■ Records shown
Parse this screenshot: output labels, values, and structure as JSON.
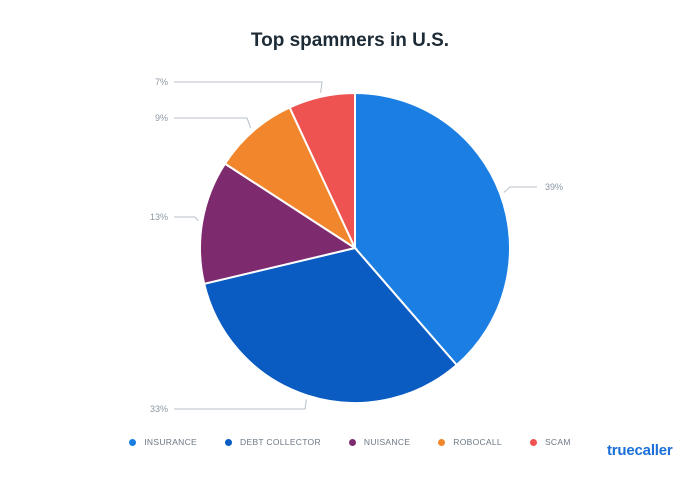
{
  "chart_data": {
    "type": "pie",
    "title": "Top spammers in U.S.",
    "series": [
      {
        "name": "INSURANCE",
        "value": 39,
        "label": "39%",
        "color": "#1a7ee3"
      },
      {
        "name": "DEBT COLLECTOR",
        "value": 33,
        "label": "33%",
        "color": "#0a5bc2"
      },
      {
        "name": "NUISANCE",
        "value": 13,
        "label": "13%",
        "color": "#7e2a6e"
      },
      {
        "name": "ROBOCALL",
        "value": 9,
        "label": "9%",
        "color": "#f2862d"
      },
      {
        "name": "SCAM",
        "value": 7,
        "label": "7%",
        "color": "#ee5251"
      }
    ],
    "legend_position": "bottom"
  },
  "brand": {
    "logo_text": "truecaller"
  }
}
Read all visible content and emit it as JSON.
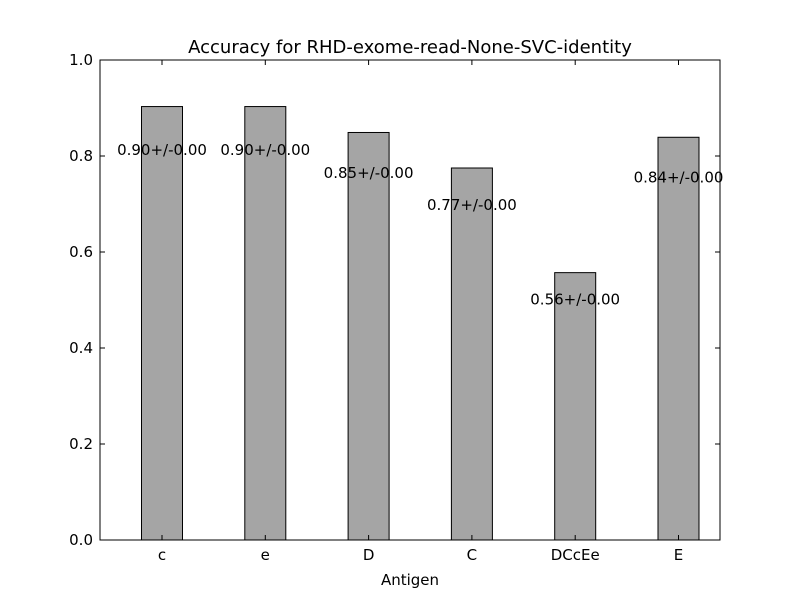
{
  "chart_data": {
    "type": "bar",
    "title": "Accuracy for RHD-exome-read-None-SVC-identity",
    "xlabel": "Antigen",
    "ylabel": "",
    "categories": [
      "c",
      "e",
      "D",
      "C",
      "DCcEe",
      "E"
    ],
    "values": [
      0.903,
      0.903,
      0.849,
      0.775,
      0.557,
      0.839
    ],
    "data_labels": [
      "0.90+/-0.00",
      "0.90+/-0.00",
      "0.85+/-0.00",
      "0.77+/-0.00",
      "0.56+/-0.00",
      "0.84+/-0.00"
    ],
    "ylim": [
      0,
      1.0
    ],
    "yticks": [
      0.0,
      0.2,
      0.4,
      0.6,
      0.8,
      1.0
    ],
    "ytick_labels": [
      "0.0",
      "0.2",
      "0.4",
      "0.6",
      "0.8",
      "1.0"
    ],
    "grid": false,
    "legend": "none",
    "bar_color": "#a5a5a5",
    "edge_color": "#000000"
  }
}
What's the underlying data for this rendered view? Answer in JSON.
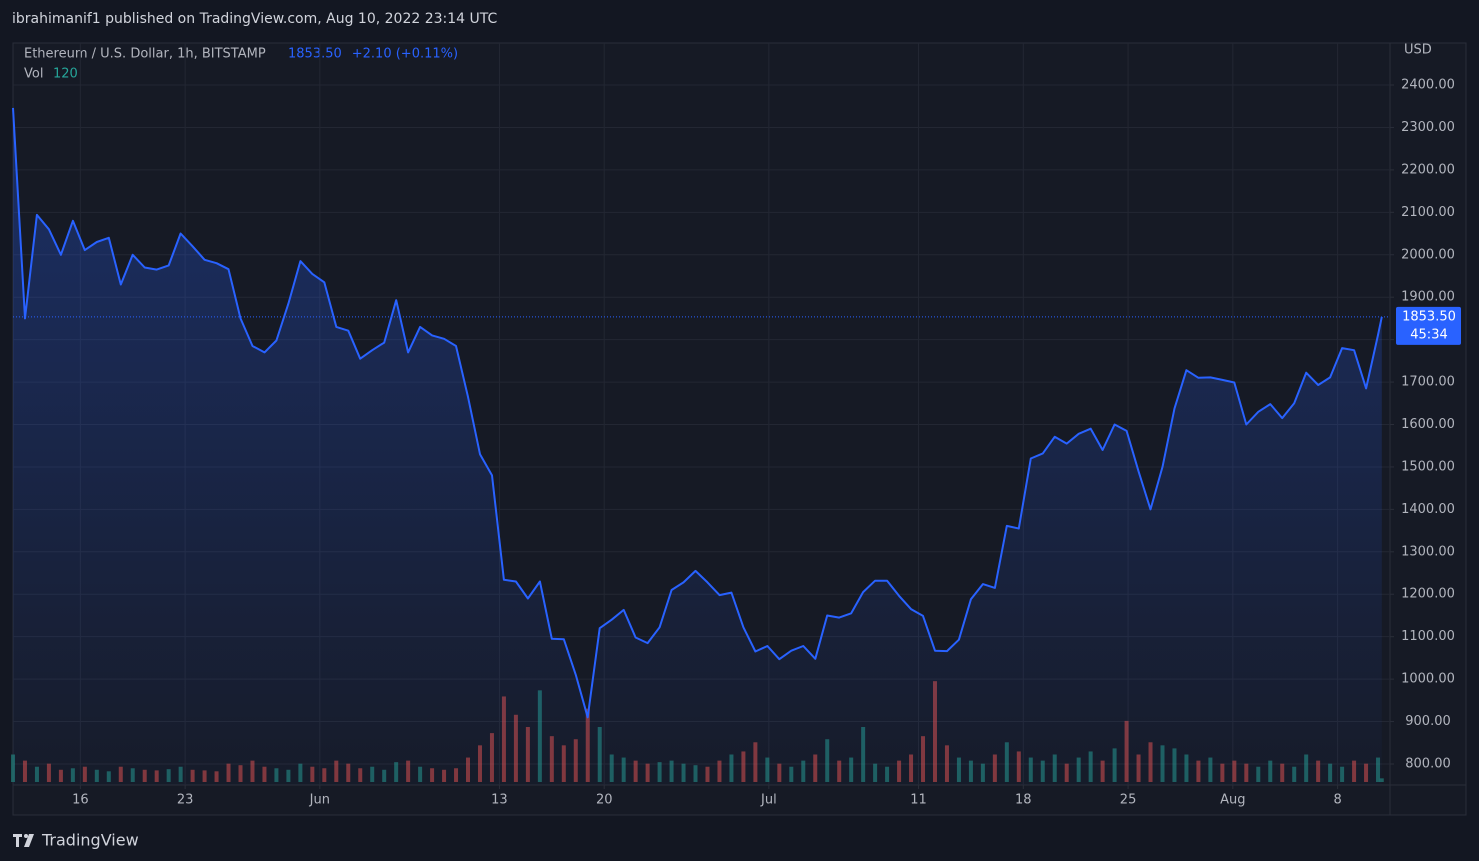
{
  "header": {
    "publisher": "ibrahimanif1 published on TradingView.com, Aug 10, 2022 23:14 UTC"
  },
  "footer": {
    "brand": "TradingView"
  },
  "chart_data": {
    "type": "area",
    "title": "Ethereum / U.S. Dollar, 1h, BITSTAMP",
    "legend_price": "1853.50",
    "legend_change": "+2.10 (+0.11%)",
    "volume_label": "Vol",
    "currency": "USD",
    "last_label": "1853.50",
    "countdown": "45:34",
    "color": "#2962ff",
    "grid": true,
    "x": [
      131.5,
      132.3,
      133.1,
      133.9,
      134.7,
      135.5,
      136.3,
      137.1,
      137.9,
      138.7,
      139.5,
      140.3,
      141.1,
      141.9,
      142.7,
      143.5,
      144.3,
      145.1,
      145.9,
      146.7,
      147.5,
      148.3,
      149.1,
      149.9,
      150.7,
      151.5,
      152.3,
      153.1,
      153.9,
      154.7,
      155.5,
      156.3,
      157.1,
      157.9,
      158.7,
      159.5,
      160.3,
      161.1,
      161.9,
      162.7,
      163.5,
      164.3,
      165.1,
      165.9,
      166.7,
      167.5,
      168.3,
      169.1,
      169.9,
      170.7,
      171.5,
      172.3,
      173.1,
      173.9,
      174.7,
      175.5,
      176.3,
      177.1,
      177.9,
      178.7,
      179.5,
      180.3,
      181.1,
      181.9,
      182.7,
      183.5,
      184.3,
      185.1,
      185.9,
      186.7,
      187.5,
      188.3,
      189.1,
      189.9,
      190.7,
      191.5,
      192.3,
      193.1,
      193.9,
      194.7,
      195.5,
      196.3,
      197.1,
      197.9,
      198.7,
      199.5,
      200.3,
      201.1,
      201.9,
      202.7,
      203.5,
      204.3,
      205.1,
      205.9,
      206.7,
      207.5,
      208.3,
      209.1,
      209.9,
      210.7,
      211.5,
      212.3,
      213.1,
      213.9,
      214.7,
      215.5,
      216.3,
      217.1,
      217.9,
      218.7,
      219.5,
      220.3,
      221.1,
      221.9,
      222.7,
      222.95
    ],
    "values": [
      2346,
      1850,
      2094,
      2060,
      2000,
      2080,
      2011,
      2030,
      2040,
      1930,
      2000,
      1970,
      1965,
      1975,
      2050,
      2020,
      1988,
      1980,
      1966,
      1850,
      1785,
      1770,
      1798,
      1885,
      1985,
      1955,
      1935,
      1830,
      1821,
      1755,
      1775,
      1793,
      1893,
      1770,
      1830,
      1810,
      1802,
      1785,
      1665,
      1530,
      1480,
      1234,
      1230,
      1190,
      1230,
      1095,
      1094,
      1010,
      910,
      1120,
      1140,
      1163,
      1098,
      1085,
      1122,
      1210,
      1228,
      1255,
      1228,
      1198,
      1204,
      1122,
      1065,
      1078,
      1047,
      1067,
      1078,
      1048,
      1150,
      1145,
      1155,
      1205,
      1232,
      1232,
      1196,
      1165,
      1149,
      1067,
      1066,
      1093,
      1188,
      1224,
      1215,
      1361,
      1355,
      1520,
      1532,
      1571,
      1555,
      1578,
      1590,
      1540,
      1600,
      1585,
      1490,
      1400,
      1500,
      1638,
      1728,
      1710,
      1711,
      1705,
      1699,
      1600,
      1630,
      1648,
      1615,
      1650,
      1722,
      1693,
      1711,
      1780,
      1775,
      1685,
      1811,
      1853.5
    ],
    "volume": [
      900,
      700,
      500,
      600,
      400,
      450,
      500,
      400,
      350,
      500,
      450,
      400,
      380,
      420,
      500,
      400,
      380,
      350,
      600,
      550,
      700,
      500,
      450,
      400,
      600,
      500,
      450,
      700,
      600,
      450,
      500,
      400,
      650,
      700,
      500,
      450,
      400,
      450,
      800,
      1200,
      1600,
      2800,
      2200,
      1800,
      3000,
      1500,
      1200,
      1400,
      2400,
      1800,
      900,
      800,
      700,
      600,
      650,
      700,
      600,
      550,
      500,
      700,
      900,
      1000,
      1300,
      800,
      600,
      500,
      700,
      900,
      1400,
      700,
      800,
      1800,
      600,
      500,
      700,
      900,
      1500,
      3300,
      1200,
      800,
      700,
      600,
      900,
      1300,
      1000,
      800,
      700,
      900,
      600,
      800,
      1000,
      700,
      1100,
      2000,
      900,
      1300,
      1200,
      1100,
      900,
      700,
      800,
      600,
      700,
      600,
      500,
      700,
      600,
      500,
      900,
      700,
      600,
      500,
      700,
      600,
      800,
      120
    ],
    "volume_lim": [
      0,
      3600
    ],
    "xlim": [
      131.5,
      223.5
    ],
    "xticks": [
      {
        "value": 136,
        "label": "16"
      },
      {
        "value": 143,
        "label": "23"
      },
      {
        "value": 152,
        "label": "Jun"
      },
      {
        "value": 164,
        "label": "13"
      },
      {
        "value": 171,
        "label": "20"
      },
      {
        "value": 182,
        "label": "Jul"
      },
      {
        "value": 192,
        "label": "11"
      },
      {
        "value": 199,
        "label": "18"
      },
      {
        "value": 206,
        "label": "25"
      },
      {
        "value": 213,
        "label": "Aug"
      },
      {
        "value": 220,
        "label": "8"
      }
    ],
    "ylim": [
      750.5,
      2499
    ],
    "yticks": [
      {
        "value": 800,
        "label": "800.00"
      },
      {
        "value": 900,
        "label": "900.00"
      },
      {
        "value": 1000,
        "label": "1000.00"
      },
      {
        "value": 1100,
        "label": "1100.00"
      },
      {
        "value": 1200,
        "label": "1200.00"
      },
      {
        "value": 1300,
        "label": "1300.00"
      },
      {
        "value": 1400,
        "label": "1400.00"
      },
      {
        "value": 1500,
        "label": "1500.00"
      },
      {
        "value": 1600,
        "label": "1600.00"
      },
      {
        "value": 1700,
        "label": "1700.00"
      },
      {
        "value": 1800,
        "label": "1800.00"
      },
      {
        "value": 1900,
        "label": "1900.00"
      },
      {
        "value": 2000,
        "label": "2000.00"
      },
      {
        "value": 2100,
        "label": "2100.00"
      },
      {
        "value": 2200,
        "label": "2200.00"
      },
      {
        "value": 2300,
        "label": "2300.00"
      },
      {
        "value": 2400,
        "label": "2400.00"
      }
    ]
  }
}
--
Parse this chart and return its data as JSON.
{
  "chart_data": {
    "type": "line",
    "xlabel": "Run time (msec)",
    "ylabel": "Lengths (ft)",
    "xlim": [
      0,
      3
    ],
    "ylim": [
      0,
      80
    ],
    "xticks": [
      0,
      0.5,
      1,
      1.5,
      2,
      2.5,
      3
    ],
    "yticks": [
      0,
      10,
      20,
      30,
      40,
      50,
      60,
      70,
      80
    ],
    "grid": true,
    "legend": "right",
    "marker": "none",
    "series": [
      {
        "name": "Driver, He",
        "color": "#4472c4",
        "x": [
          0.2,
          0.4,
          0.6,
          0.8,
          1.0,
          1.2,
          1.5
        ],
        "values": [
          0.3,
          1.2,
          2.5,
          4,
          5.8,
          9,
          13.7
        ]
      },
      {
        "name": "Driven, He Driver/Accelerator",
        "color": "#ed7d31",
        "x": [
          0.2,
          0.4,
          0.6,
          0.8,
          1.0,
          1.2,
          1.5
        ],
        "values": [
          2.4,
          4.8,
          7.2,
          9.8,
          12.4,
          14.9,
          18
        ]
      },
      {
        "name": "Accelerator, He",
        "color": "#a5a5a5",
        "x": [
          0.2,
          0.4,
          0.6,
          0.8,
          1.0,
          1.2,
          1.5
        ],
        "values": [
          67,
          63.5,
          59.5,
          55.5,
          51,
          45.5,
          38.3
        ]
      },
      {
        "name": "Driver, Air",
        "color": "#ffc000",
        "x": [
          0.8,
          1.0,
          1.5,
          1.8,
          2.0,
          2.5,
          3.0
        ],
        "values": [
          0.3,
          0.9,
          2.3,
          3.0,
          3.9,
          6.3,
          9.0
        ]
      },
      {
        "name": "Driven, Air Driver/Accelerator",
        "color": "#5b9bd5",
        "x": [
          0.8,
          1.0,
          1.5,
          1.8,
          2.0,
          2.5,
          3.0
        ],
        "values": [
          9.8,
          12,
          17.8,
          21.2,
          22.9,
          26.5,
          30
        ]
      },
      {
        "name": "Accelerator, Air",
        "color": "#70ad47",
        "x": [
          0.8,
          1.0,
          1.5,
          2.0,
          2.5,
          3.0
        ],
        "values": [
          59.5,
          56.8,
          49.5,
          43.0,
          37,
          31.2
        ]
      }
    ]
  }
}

■ Exercise description
Consider the entries above and return each line with the string "this".

■ Exercise solution
Parse this screenshot: output labels, values, and structure as JSON.
What's the underlying data for this rendered view? Answer in JSON.
Parse this chart and return its data as JSON.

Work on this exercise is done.